TASK BRIEF => Show every line containing "北京易联众信息技术有限公司" by copying it.

WORKING DATA =>

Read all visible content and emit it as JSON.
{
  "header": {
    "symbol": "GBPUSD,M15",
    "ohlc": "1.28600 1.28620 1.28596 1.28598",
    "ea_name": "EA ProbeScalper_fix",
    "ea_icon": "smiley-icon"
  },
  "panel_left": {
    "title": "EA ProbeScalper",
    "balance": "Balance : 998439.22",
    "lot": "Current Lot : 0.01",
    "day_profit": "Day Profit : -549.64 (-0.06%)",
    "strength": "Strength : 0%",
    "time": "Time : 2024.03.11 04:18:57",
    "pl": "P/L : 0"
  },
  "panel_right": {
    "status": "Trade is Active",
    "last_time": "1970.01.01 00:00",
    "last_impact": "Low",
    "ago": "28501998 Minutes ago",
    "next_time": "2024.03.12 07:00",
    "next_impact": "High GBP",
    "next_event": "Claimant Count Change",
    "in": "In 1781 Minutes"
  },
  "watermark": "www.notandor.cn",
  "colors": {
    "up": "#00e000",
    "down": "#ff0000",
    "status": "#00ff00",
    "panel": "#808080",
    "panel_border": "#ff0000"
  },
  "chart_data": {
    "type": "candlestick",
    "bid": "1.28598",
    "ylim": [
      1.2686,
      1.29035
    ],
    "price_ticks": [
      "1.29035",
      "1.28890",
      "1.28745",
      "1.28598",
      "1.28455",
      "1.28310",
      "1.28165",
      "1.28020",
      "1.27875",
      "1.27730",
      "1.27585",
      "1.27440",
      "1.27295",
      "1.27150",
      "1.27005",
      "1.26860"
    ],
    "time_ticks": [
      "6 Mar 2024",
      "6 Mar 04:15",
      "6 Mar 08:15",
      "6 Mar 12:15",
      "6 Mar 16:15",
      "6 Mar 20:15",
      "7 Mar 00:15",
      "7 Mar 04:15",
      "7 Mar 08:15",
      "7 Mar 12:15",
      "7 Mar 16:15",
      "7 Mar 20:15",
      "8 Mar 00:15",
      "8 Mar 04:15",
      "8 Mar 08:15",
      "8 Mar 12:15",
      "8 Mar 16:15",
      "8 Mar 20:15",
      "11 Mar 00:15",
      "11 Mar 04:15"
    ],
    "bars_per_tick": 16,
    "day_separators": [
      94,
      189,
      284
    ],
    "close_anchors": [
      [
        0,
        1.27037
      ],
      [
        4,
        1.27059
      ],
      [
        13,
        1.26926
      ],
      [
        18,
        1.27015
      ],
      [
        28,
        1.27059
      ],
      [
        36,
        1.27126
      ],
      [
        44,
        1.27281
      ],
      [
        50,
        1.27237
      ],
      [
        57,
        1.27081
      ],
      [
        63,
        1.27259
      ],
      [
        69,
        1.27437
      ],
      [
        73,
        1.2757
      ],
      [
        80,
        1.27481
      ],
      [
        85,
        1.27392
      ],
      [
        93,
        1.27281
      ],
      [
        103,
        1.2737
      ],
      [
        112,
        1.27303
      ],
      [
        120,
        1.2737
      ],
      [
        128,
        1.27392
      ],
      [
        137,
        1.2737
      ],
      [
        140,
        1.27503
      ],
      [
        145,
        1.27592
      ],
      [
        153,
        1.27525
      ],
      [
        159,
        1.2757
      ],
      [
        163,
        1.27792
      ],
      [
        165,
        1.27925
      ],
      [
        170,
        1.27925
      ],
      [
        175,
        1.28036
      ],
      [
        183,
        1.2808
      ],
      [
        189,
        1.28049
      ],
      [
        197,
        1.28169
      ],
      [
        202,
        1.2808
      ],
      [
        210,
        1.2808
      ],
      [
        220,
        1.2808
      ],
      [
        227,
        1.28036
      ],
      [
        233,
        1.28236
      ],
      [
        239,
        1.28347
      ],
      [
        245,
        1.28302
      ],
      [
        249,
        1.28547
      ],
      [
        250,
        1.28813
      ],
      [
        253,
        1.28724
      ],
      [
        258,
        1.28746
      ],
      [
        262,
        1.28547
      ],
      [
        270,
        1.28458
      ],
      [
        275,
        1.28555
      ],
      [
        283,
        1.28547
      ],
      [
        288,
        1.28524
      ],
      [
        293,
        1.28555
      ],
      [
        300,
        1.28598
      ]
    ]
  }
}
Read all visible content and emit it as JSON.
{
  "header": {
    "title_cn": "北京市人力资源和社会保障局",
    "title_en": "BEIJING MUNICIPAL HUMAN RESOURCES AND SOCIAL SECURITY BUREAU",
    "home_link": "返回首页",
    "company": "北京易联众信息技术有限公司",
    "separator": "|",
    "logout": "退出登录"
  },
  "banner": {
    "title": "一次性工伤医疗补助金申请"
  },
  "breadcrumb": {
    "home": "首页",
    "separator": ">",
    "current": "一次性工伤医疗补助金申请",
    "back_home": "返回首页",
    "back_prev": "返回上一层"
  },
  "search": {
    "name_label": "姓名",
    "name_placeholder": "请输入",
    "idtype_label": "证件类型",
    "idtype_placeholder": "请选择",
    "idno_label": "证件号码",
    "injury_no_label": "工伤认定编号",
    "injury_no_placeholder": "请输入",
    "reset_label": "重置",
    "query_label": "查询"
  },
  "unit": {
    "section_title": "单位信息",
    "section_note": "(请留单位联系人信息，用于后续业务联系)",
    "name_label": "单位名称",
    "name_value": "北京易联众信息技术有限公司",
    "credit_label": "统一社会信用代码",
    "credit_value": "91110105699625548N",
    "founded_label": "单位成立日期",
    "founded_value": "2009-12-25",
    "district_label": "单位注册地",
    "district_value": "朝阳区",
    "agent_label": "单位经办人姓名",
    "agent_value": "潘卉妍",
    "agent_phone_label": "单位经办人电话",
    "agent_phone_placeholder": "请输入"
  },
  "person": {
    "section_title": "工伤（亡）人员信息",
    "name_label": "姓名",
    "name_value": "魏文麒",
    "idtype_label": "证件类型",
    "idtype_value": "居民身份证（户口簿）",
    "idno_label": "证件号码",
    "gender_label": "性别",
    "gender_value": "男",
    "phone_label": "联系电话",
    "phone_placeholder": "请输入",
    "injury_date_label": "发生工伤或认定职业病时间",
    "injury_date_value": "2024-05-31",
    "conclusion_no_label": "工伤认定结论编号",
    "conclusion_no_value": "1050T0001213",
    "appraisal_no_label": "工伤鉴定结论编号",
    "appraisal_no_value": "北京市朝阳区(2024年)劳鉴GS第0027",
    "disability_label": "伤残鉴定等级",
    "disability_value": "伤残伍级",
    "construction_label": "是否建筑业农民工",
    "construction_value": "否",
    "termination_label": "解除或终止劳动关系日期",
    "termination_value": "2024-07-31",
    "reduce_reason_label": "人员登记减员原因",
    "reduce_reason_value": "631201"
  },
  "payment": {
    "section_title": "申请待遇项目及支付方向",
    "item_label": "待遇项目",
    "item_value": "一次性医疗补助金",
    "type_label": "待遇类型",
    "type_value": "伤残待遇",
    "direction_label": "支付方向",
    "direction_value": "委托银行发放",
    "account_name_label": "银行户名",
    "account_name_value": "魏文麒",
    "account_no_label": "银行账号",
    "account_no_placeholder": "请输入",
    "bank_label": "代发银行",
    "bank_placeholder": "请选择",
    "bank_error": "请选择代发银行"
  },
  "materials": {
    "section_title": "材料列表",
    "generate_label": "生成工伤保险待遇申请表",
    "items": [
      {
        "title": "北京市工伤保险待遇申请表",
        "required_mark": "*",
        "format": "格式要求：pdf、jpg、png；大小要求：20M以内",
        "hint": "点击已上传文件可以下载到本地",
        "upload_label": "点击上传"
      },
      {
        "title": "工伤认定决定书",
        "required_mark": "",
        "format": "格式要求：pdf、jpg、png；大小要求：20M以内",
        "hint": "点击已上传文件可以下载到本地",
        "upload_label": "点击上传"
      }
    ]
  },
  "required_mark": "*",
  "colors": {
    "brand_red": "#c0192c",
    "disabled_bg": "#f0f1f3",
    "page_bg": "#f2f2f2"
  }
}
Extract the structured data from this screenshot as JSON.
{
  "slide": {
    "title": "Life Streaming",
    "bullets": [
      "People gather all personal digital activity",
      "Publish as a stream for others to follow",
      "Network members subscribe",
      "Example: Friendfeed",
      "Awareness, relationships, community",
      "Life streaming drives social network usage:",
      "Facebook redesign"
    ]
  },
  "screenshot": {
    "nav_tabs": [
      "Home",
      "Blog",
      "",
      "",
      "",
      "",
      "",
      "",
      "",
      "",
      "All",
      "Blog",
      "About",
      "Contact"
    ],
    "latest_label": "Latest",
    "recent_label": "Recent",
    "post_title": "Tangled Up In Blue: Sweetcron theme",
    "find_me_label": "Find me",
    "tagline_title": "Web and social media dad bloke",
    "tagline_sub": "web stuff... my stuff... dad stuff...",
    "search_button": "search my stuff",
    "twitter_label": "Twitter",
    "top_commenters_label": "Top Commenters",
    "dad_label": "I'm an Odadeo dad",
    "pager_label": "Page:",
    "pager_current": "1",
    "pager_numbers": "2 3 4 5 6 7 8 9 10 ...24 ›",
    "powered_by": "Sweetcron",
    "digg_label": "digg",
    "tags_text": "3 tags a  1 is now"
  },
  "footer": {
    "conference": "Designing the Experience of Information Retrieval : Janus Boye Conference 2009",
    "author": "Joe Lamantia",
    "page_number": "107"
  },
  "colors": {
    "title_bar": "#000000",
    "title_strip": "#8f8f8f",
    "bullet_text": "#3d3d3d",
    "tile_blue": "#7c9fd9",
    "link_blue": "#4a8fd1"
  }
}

TASK RESPONSE =>
    "company": "北京易联众信息技术有限公司",
    "name_value": "北京易联众信息技术有限公司",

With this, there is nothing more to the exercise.